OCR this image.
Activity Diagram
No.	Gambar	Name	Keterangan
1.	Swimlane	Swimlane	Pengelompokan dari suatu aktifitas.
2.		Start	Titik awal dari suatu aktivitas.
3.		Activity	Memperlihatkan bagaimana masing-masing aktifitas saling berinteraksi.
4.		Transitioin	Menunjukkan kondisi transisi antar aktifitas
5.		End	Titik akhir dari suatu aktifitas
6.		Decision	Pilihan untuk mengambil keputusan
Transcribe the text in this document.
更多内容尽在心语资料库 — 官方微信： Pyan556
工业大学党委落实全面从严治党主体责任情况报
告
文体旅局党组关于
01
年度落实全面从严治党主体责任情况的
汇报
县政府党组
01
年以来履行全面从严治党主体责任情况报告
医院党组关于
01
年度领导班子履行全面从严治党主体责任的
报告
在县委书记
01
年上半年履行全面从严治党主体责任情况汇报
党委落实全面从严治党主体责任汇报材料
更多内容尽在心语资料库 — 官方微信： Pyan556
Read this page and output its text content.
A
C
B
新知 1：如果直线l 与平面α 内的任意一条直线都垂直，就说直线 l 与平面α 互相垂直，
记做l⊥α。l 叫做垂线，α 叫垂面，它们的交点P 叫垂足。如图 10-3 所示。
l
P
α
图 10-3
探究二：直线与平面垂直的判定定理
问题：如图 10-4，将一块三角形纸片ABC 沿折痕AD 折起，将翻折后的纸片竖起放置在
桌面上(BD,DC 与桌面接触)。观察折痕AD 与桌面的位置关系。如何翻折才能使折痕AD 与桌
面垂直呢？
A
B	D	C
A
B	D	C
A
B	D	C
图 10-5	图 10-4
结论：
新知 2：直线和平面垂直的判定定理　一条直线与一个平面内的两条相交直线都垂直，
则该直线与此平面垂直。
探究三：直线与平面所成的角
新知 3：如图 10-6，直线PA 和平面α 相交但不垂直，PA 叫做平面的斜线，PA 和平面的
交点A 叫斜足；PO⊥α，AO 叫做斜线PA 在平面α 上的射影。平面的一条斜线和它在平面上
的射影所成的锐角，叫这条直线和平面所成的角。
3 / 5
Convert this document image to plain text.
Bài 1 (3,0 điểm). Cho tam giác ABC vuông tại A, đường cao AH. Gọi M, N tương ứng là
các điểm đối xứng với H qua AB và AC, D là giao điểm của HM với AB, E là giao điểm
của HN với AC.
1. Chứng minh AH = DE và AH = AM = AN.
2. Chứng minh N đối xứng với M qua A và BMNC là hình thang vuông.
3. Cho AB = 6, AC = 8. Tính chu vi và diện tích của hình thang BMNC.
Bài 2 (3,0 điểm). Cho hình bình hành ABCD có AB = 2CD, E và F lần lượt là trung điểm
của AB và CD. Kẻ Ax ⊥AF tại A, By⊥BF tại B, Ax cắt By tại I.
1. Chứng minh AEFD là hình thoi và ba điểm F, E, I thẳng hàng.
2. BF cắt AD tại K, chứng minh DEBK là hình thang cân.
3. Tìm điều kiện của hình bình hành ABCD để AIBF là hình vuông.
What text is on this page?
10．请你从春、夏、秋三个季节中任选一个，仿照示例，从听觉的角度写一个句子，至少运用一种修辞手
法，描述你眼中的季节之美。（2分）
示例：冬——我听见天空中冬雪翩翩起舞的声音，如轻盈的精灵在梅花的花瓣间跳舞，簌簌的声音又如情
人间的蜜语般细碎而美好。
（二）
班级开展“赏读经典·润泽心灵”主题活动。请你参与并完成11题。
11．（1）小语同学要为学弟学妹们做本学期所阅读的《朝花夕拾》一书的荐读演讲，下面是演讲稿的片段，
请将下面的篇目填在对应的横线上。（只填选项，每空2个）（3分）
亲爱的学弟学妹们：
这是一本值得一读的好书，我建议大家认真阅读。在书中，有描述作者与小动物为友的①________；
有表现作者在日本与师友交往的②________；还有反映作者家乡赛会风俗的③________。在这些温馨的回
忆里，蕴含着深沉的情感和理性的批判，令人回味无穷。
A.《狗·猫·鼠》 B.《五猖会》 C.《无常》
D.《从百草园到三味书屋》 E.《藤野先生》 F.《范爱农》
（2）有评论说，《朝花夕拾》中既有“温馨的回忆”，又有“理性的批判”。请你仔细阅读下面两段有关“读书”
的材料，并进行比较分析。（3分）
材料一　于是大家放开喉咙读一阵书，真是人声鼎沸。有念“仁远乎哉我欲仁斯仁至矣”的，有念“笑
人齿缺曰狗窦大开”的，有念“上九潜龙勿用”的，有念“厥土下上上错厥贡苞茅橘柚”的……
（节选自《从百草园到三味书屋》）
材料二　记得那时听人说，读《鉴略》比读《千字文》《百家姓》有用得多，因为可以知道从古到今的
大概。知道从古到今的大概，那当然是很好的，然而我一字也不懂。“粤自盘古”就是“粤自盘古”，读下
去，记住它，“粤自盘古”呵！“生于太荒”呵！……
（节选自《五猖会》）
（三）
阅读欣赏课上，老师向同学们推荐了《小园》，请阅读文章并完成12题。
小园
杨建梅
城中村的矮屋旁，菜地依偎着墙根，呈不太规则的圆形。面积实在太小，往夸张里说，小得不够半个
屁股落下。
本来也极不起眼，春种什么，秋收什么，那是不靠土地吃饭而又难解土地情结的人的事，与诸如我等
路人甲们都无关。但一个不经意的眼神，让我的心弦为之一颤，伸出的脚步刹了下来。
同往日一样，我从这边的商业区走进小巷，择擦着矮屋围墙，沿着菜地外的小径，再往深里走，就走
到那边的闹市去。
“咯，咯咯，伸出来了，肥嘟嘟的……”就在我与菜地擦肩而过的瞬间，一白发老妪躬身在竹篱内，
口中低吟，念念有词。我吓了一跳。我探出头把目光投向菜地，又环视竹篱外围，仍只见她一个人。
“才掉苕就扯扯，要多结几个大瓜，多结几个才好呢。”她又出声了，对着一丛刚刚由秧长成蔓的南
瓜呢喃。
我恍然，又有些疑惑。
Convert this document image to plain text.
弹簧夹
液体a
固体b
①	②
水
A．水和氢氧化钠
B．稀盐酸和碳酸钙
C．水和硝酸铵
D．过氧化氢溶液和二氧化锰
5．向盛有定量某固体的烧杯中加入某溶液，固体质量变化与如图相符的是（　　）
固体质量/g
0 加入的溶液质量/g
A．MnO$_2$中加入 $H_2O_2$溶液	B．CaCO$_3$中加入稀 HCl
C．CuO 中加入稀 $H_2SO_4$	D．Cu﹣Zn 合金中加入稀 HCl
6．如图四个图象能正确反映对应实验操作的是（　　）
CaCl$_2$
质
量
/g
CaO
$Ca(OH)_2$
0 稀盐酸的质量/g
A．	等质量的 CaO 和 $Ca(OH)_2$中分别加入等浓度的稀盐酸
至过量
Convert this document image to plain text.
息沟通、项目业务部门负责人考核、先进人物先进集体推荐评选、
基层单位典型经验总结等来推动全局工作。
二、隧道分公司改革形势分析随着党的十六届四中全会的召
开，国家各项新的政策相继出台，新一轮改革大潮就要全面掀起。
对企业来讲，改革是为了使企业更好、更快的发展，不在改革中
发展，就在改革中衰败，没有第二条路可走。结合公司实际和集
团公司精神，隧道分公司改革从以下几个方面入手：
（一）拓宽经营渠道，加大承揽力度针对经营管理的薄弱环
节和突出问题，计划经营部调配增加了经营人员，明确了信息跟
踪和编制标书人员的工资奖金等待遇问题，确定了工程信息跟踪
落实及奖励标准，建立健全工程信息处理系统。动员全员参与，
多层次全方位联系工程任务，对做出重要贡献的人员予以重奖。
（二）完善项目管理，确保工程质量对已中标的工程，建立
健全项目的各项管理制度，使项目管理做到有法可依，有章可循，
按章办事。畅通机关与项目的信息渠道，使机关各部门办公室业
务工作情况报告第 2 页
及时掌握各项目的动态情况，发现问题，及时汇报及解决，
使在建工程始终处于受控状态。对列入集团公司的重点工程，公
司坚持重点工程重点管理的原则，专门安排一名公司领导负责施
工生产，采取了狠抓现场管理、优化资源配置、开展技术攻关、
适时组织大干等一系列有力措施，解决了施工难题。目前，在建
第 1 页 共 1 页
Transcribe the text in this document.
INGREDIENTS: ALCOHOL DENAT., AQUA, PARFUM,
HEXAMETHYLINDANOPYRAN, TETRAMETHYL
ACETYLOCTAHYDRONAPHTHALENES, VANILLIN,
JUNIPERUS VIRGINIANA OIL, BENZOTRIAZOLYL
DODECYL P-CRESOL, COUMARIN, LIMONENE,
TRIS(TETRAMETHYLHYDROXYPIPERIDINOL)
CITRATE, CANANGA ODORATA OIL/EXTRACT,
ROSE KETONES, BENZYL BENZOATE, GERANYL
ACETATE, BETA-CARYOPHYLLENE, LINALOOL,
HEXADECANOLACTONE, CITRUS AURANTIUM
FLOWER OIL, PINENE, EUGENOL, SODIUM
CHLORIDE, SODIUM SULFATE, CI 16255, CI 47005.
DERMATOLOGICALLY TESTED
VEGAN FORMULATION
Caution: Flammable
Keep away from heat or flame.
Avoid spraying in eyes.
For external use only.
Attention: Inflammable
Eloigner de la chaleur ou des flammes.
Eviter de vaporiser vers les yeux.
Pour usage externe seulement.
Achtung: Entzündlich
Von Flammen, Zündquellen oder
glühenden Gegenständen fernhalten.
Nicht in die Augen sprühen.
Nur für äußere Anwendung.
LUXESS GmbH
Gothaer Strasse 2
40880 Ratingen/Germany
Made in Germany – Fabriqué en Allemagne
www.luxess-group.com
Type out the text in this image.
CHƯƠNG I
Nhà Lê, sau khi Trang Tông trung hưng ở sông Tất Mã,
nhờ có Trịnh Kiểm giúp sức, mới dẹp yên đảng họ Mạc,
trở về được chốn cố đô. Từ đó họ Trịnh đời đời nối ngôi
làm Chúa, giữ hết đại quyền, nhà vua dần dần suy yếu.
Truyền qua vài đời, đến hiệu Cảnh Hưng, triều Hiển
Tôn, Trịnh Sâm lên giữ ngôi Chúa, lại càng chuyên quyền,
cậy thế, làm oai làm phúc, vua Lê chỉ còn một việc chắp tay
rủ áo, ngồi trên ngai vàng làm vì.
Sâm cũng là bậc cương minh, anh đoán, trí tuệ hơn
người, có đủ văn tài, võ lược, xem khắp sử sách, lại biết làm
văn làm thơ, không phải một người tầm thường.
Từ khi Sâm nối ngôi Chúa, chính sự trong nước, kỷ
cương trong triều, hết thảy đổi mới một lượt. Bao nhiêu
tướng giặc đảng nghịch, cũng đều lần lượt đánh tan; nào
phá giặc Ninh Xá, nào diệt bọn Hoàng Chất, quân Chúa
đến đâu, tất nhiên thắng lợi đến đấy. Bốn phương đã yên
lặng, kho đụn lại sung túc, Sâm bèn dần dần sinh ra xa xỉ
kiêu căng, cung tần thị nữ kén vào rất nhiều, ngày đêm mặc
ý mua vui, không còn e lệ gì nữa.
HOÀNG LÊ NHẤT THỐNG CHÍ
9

● ● ● ● ● ● ●

▶ _Your instructions_:
Beginning at the line where "Type out the text in this image." appears, extract each line through the end of the data above; keep them exact and include nothing else.

▶ _Complete response_:
Type out the text in this image.
CHƯƠNG I
Nhà Lê, sau khi Trang Tông trung hưng ở sông Tất Mã,
nhờ có Trịnh Kiểm giúp sức, mới dẹp yên đảng họ Mạc,
trở về được chốn cố đô. Từ đó họ Trịnh đời đời nối ngôi
làm Chúa, giữ hết đại quyền, nhà vua dần dần suy yếu.
Truyền qua vài đời, đến hiệu Cảnh Hưng, triều Hiển
Tôn, Trịnh Sâm lên giữ ngôi Chúa, lại càng chuyên quyền,
cậy thế, làm oai làm phúc, vua Lê chỉ còn một việc chắp tay
rủ áo, ngồi trên ngai vàng làm vì.
Sâm cũng là bậc cương minh, anh đoán, trí tuệ hơn
người, có đủ văn tài, võ lược, xem khắp sử sách, lại biết làm
văn làm thơ, không phải một người tầm thường.
Từ khi Sâm nối ngôi Chúa, chính sự trong nước, kỷ
cương trong triều, hết thảy đổi mới một lượt. Bao nhiêu
tướng giặc đảng nghịch, cũng đều lần lượt đánh tan; nào
phá giặc Ninh Xá, nào diệt bọn Hoàng Chất, quân Chúa
đến đâu, tất nhiên thắng lợi đến đấy. Bốn phương đã yên
lặng, kho đụn lại sung túc, Sâm bèn dần dần sinh ra xa xỉ
kiêu căng, cung tần thị nữ kén vào rất nhiều, ngày đêm mặc
ý mua vui, không còn e lệ gì nữa.
HOÀNG LÊ NHẤT THỐNG CHÍ
9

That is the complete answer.